LA SCOMPARSA DI “PUPETTA”. Ha ispirato film di registi del calibro di Francesco Rosi, che girò «La sfida», nel 1958. E anche Marisa Malfatti e Riccardo Tortora vollero dedicare ad Assunta «Pupetta» Maresca una pellicola proprio con il suo nome: «Il caso Pupetta Maresca» (1982). E’ morta, a 86 anni, la prima camorrista. Si è spenta per una lunga malattia nella sua casa di viale Europa, a Castellammare di Stabia. Nel 1955, quando aveva 20 anni, lei, figlia di un contrabbandiere, uccise il mandante dell’omicidio del marito, Pasquale Simonetti, soprannominato «Pascalone ‘e Nola»: incinta di sei mesi, sparò ad Antonio Esposito e per questo omicidio ha scontato in carcere 13 anni e 4 mesi. Durante la detenzione partorì il suo primo figlio, Pasqualino, cresciuto dalla nonna materna, mentre lei concludeva i suoi anni in cella, in tutto dieci, poi fu graziata. La sua vita movimentata, di donna anche molto avvenente – da adolescente vinse un premio di ‘Reginettà a Castellammare di Stabia – la portò nel mondo del cinema . Nel 1967 fu protagonista del film ‘Delitto a Posillipò, diretto da Renato Parravicini, vagamente ispirato alla sua vita. In questa pellicola dette prova del suo talento di attrice e anche di cantante interpretando un suo testo, «’O bbene mio». Nel 1970 si innamorò del camorrista Umberto Ammaturo, dal quale ebbe due gemelli, Roberto e Antonella. Poi, sfidò apertamente il boss della ‘«Nuova camorra organizzata»’, Raffaele Cutolo. La fama di essere una ‘boss’ le giunse quando venne accusata di essere la mandante dell’omicidio di Ciro Galli, un affiliato a Cutolo, ucciso nel 1981 per vendetta trasversale. Il pm chiese l’ergastolo, ma nel 1985 fu assolta per mancanza di prove. Il 13 febbraio 1982, in piena guerra tra Nco e ‘Nuova famiglià, indisse una conferenza stampa, nel corso della quale minacciò apertamente Cutolo.

## SEZIONE DATI
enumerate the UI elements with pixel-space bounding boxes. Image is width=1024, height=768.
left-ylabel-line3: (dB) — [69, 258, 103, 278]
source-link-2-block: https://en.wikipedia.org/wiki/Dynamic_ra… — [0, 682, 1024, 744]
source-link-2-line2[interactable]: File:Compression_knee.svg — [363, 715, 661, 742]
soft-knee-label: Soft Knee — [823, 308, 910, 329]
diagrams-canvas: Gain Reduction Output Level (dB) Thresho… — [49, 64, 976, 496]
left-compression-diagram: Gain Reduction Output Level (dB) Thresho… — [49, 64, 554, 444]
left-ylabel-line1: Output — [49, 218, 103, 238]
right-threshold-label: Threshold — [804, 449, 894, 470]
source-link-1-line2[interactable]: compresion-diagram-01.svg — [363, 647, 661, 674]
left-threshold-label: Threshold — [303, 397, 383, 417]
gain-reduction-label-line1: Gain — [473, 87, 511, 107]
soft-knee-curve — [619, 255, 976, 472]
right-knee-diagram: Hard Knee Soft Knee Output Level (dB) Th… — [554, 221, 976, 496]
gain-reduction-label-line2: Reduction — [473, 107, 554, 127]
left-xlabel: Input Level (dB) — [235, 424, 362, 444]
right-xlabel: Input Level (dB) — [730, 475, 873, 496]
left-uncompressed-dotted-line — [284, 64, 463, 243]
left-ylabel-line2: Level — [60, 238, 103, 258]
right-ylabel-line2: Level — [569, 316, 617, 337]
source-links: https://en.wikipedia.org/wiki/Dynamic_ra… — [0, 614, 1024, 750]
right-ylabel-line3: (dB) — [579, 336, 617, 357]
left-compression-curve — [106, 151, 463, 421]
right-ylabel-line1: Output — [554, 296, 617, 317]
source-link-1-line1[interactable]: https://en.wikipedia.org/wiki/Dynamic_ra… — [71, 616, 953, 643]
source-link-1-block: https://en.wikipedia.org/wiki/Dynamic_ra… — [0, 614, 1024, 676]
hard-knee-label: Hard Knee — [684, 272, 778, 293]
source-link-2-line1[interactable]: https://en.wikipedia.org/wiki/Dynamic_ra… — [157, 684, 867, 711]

## ISTRUZIONI
**A.** Indica se ciascuna affermazione concorda con il testo su Pupetta Maresca, rispondendo sì o no e citando le parole decisive del testo.
(i) Pupetta Maresca è morta all'età di 86 anni.
(ii) Nel 1985 fu condannata all'ergastolo per l'omicidio di Ciro Galli.
(iii) Francesco Rosi girò «La sfida» nel 1958.
**B.** Rispondi alle seguenti domande in base al testo su Pupetta Maresca.
(i) Come si chiamava il marito di Pupetta Maresca?
(ii) Chi diresse il film del 1967 in cui fu protagonista?
(iii) Quali nomi ebbero i due gemelli nati dalla relazione con Umberto Ammaturo?
**C.** Riprendi il testo su Pupetta Maresca dal punto in cui si interrompe e proseguilo.

## RISPOSTE NUMERATE
**A.**
(i) Sì: "E’ morta, a 86 anni, la prima camorrista."
(ii) No: "Il pm chiese l’ergastolo, ma nel 1985 fu assolta per mancanza di prove."
(iii) Sì: "Francesco Rosi, che girò «La sfida», nel 1958"

**B.**
(i) Pasquale Simonetti.
(ii) Renato Parravicini.
(iii) Roberto e Antonella.

**C.**
«Il carcere che mi ha fatto veramente male è stato quando sono stata arrestata la seconda volta, per avere parlato di Cutolo che a quei tempi uccideva tutti i giorni – disse in un’ intervista all’ ANSA -. Io urlavo nel carcere, per l’ingiustizia che ho subito, quattro anni per aver detto che Cutolo era sostenuto dalla politica. È vero, l’ ho minacciato di morte, ma lui minacciava i miei fratelli e io avevo davanti agli occhi mio padre che piangeva. Crede che la camorra avrebbe mandato una donna a fare minacce in pubblico? Il mio è stato un impeto di rabbia, che ho pagato amaramente». Era comparsa in un processo l’ultima volta quando tra le prove fu portata una lettera a un imprenditore nella quale chiedeva un posto per il figlio e spiegava di essere stata rovinata dai pentiti. «Ora ho quasi 80 anni e desidero ancora una carezza da mia madre, una carezza che non ho mai avuto», fu la frase che pronunciò 9 anni fa, dando di sè un’immagine melodrammatica, in parte corrispondente alla fiction di Canale 5 che ebbe come protagonista Manuela Arcuri. Don Paolo Cecere, 89 enne ex parroco della chiesa di Sant’Antonio di Padova, l’ha conosciuta da bambina. La loro infanzia nel quartiere di via Tavernola era trascorsa per qualche tempo come compagni di giochi. «Ricordo il padre Alberto, responsabile del Consorzio del Latte in via Virgilio, a pochi passi dalla via Tavernola dove abitavamo da bambini. Lei era fin da piccola una persona turbolenta», racconta il sacerdote. Ma Pupetta, nelle sue drammatiche vicende, non si è mai rivolta a don Paolo. ‘«Non l’ho mai confessata, perché – spiega il sacerdote – ci conoscevamo da bambini e, di sicuro, avrebbe avuto qualche remora a raccontarmi di sé». «Quando, per la seconda volta, uscì dal carcere – aggiunge il sacerdote – frequentò la chiesa per circa un mese assiduamente, e poi venne a raccontarmi che su di lei avrebbero girato una fiction, promettendo una offerta alla Chiesa. Ma poi se ne sarà’ dimenticata perché non l’ho più’ vista».